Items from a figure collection
┏━━
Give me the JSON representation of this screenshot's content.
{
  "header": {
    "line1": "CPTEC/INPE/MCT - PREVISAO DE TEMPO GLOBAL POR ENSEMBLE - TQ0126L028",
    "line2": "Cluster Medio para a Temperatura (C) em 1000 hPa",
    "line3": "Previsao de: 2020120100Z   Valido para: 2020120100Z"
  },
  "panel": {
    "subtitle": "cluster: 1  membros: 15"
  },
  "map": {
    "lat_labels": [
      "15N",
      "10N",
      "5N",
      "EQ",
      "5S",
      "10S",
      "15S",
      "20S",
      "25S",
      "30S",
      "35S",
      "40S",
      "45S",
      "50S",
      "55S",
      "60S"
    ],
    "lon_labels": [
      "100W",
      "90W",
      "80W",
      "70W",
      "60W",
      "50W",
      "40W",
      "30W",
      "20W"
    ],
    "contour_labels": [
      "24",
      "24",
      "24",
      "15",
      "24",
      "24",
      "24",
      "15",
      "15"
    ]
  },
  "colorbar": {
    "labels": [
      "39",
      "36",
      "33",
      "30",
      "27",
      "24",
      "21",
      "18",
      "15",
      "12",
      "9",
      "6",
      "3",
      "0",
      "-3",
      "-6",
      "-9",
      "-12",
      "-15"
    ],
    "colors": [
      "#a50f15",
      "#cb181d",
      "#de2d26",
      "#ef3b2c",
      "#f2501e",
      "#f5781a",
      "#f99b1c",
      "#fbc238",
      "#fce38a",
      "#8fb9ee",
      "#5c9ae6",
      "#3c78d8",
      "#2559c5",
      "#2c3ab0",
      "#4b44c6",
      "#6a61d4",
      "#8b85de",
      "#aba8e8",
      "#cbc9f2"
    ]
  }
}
┗━━
» **What the task requires**:
Print back all the lines verbatim.

» **Task response**:
Give me the JSON representation of this screenshot's content.
{
  "header": {
    "line1": "CPTEC/INPE/MCT - PREVISAO DE TEMPO GLOBAL POR ENSEMBLE - TQ0126L028",
    "line2": "Cluster Medio para a Temperatura (C) em 1000 hPa",
    "line3": "Previsao de: 2020120100Z   Valido para: 2020120100Z"
  },
  "panel": {
    "subtitle": "cluster: 1  membros: 15"
  },
  "map": {
    "lat_labels": [
      "15N",
      "10N",
      "5N",
      "EQ",
      "5S",
      "10S",
      "15S",
      "20S",
      "25S",
      "30S",
      "35S",
      "40S",
      "45S",
      "50S",
      "55S",
      "60S"
    ],
    "lon_labels": [
      "100W",
      "90W",
      "80W",
      "70W",
      "60W",
      "50W",
      "40W",
      "30W",
      "20W"
    ],
    "contour_labels": [
      "24",
      "24",
      "24",
      "15",
      "24",
      "24",
      "24",
      "15",
      "15"
    ]
  },
  "colorbar": {
    "labels": [
      "39",
      "36",
      "33",
      "30",
      "27",
      "24",
      "21",
      "18",
      "15",
      "12",
      "9",
      "6",
      "3",
      "0",
      "-3",
      "-6",
      "-9",
      "-12",
      "-15"
    ],
    "colors": [
      "#a50f15",
      "#cb181d",
      "#de2d26",
      "#ef3b2c",
      "#f2501e",
      "#f5781a",
      "#f99b1c",
      "#fbc238",
      "#fce38a",
      "#8fb9ee",
      "#5c9ae6",
      "#3c78d8",
      "#2559c5",
      "#2c3ab0",
      "#4b44c6",
      "#6a61d4",
      "#8b85de",
      "#aba8e8",
      "#cbc9f2"
    ]
  }
}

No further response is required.